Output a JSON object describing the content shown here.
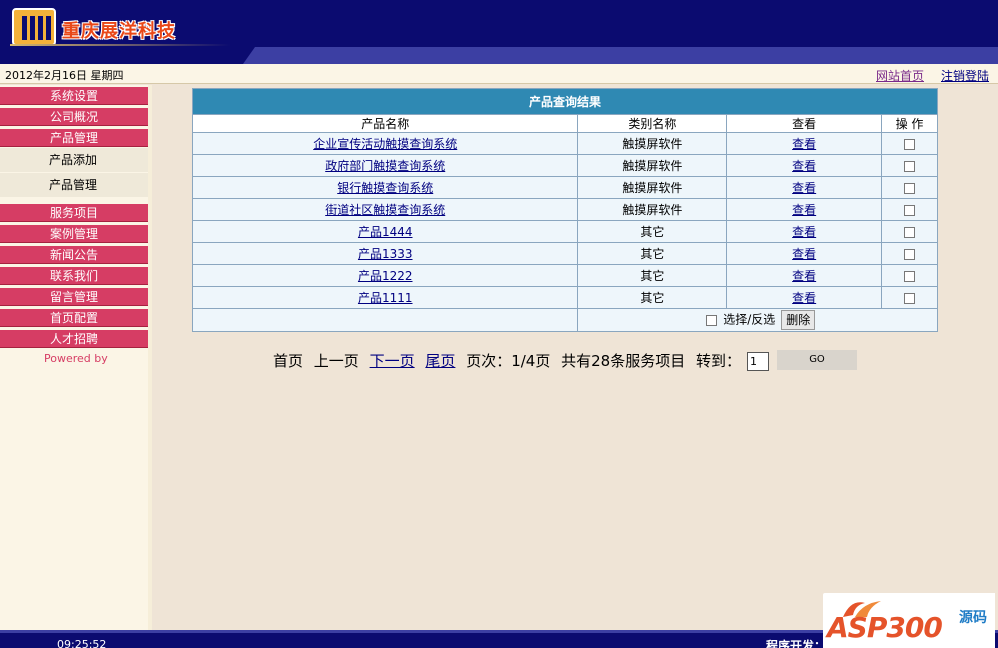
{
  "header": {
    "company_name": "重庆展洋科技"
  },
  "infobar": {
    "date": "2012年2月16日  星期四",
    "home_link": "网站首页",
    "logout_link": "注销登陆"
  },
  "sidebar": {
    "items": [
      "系统设置",
      "公司概况",
      "产品管理"
    ],
    "subitems": [
      "产品添加",
      "产品管理"
    ],
    "items2": [
      "服务项目",
      "案例管理",
      "新闻公告",
      "联系我们",
      "留言管理",
      "首页配置",
      "人才招聘"
    ],
    "powered_by": "Powered by"
  },
  "table": {
    "title": "产品查询结果",
    "headers": [
      "产品名称",
      "类别名称",
      "查看",
      "操 作"
    ],
    "rows": [
      {
        "name": "企业宣传活动触摸查询系统",
        "category": "触摸屏软件",
        "view": "查看"
      },
      {
        "name": "政府部门触摸查询系统",
        "category": "触摸屏软件",
        "view": "查看"
      },
      {
        "name": "银行触摸查询系统",
        "category": "触摸屏软件",
        "view": "查看"
      },
      {
        "name": "街道社区触摸查询系统",
        "category": "触摸屏软件",
        "view": "查看"
      },
      {
        "name": "产品1444",
        "category": "其它",
        "view": "查看"
      },
      {
        "name": "产品1333",
        "category": "其它",
        "view": "查看"
      },
      {
        "name": "产品1222",
        "category": "其它",
        "view": "查看"
      },
      {
        "name": "产品1111",
        "category": "其它",
        "view": "查看"
      }
    ],
    "select_label": "选择/反选",
    "delete_label": "删除"
  },
  "pager": {
    "first": "首页",
    "prev": "上一页",
    "next": "下一页",
    "last": "尾页",
    "info": "页次：1/4页",
    "total": "共有28条服务项目",
    "goto_label": "转到：",
    "page_value": "1",
    "go_label": "GO"
  },
  "footer": {
    "time": "09:25:52",
    "dev_text": "程序开发："
  },
  "watermark": {
    "main": "ASP300",
    "side": "源码"
  }
}
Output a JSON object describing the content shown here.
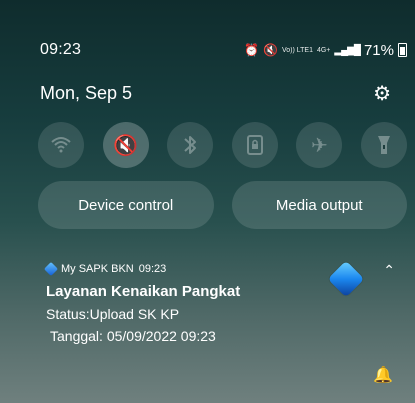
{
  "status_bar": {
    "time": "09:23",
    "alarm_icon": "alarm-icon",
    "mute_icon": "mute-icon",
    "network_label": "Vo)) LTE1",
    "network_gen": "4G+",
    "battery": "71%"
  },
  "quick_panel": {
    "date": "Mon, Sep 5",
    "settings_icon": "gear-icon",
    "toggles": [
      {
        "name": "wifi-toggle",
        "icon": "wifi-icon",
        "active": false
      },
      {
        "name": "sound-toggle",
        "icon": "mute-icon",
        "active": true
      },
      {
        "name": "bluetooth-toggle",
        "icon": "bluetooth-icon",
        "active": false
      },
      {
        "name": "portrait-lock-toggle",
        "icon": "lock-screen-icon",
        "active": false
      },
      {
        "name": "airplane-toggle",
        "icon": "airplane-icon",
        "active": false
      },
      {
        "name": "flashlight-toggle",
        "icon": "flashlight-icon",
        "active": false
      }
    ],
    "buttons": {
      "device_control": "Device control",
      "media_output": "Media output"
    }
  },
  "notification": {
    "app_name": "My SAPK BKN",
    "time": "09:23",
    "title": "Layanan Kenaikan Pangkat",
    "status_line": "Status:Upload SK KP",
    "date_line": "Tanggal: 05/09/2022 09:23",
    "expand_icon": "chevron-up-icon",
    "bell_icon": "notification-settings-icon"
  },
  "colors": {
    "active_toggle": "#f8c900"
  }
}
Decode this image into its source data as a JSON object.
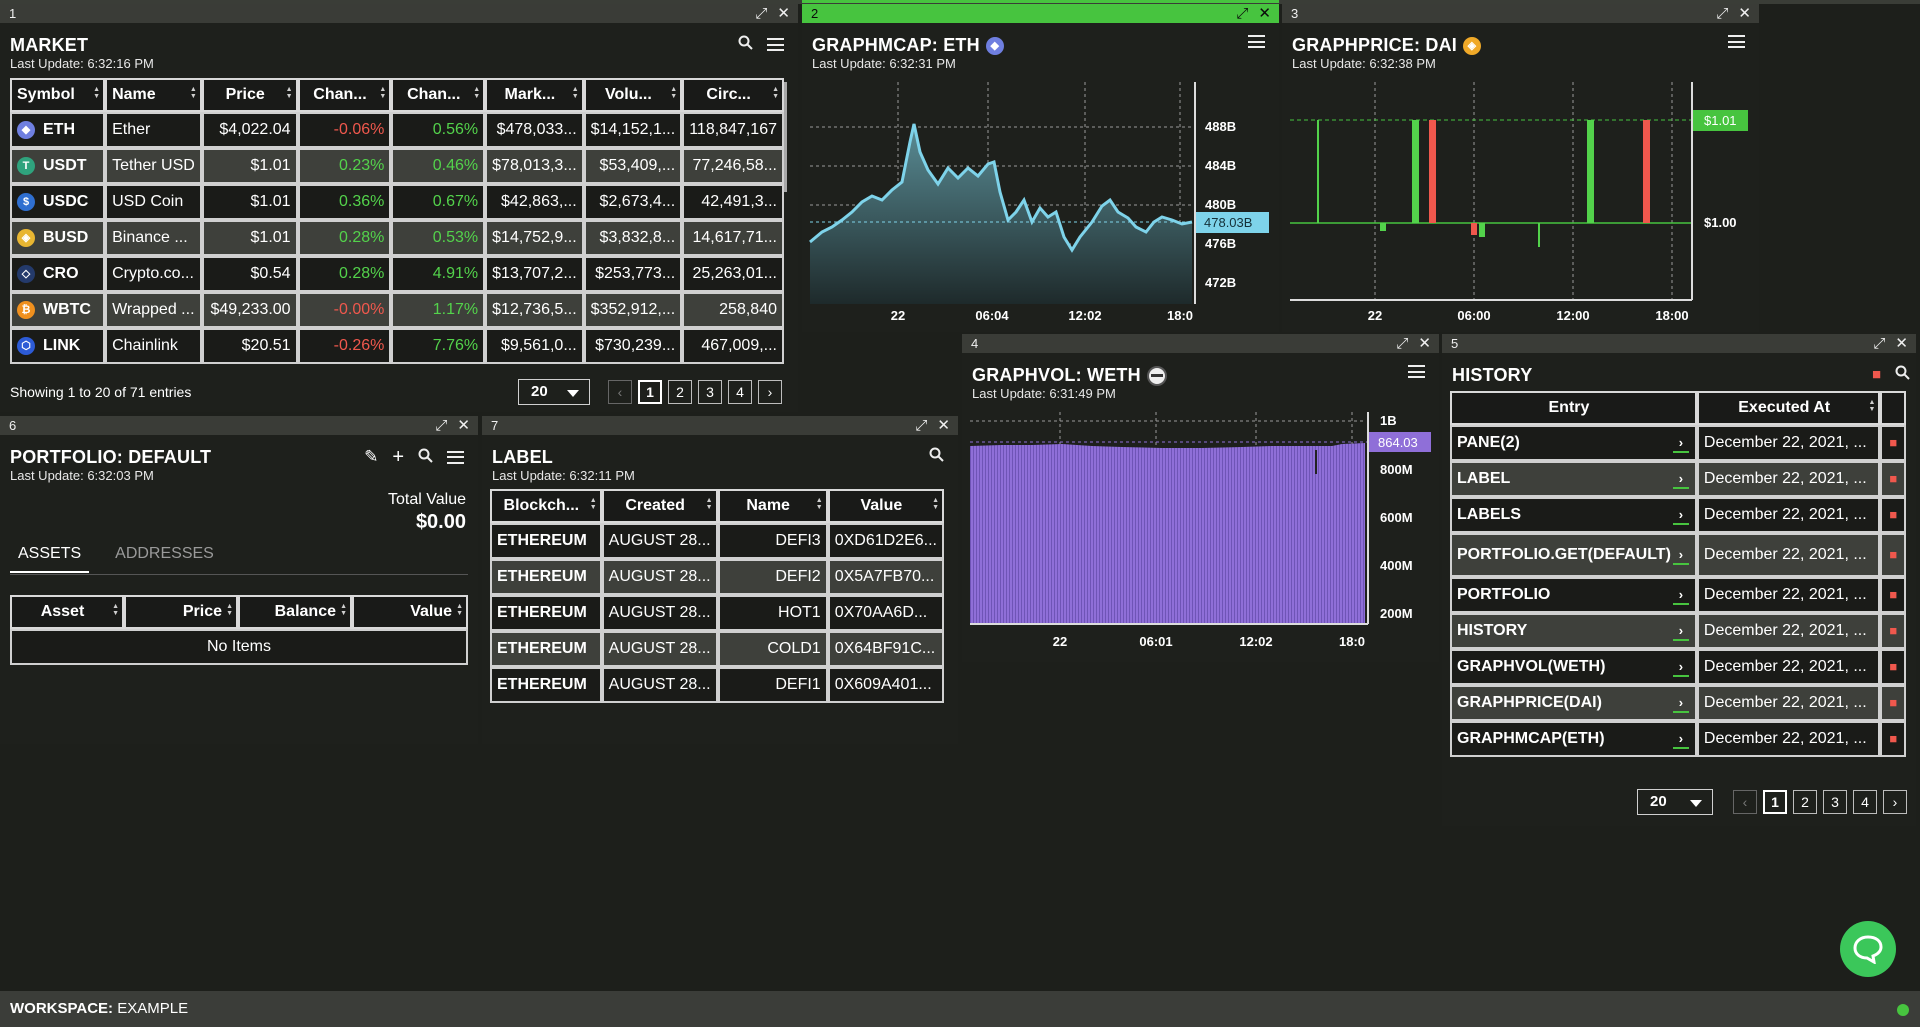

The task:
Which lines include "lock"? Copy each of them out.

The answer:
        "name": "portrait-lock-toggle",
        "icon": "lock-screen-icon",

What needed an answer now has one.